▶ Goal
Go through the listing and write out all of it exactly.

▶ Data listing
◇ ◇ ◇ ◇
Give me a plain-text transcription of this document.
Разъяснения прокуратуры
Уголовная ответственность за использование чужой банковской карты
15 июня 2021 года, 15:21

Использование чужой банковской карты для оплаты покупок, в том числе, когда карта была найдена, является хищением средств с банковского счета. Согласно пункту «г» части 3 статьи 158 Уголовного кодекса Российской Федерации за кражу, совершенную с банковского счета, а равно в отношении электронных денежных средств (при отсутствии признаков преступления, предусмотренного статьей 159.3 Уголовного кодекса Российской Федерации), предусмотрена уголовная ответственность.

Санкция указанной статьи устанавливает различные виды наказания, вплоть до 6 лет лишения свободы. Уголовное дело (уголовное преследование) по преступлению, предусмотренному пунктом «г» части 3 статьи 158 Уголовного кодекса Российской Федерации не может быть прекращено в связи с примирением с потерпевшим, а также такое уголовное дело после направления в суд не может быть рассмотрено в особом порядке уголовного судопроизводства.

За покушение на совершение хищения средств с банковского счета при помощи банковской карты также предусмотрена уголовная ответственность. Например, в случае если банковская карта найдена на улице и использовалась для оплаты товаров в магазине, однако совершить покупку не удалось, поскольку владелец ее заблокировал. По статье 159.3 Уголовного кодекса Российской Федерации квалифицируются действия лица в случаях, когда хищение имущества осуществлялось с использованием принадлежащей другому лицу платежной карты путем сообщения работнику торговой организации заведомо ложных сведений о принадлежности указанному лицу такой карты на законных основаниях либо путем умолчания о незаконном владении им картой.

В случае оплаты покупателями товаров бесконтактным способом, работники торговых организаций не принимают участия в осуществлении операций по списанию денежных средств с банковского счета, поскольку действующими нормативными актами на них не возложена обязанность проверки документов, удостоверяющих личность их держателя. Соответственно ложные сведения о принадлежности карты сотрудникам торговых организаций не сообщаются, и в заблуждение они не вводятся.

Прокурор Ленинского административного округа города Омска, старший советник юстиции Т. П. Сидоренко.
◇ ◇ ◇ ◇
▶ Solution
Give me a plain-text transcription of this document.
Разъяснения прокуратуры
Уголовная ответственность за использование чужой банковской карты
15 июня 2021 года, 15:21

Использование чужой банковской карты для оплаты покупок, в том числе, когда карта была найдена, является хищением средств с банковского счета. Согласно пункту «г» части 3 статьи 158 Уголовного кодекса Российской Федерации за кражу, совершенную с банковского счета, а равно в отношении электронных денежных средств (при отсутствии признаков преступления, предусмотренного статьей 159.3 Уголовного кодекса Российской Федерации), предусмотрена уголовная ответственность.

Санкция указанной статьи устанавливает различные виды наказания, вплоть до 6 лет лишения свободы. Уголовное дело (уголовное преследование) по преступлению, предусмотренному пунктом «г» части 3 статьи 158 Уголовного кодекса Российской Федерации не может быть прекращено в связи с примирением с потерпевшим, а также такое уголовное дело после направления в суд не может быть рассмотрено в особом порядке уголовного судопроизводства.

За покушение на совершение хищения средств с банковского счета при помощи банковской карты также предусмотрена уголовная ответственность. Например, в случае если банковская карта найдена на улице и использовалась для оплаты товаров в магазине, однако совершить покупку не удалось, поскольку владелец ее заблокировал. По статье 159.3 Уголовного кодекса Российской Федерации квалифицируются действия лица в случаях, когда хищение имущества осуществлялось с использованием принадлежащей другому лицу платежной карты путем сообщения работнику торговой организации заведомо ложных сведений о принадлежности указанному лицу такой карты на законных основаниях либо путем умолчания о незаконном владении им картой.

В случае оплаты покупателями товаров бесконтактным способом, работники торговых организаций не принимают участия в осуществлении операций по списанию денежных средств с банковского счета, поскольку действующими нормативными актами на них не возложена обязанность проверки документов, удостоверяющих личность их держателя. Соответственно ложные сведения о принадлежности карты сотрудникам торговых организаций не сообщаются, и в заблуждение они не вводятся.

Прокурор Ленинского административного округа города Омска, старший советник юстиции Т. П. Сидоренко.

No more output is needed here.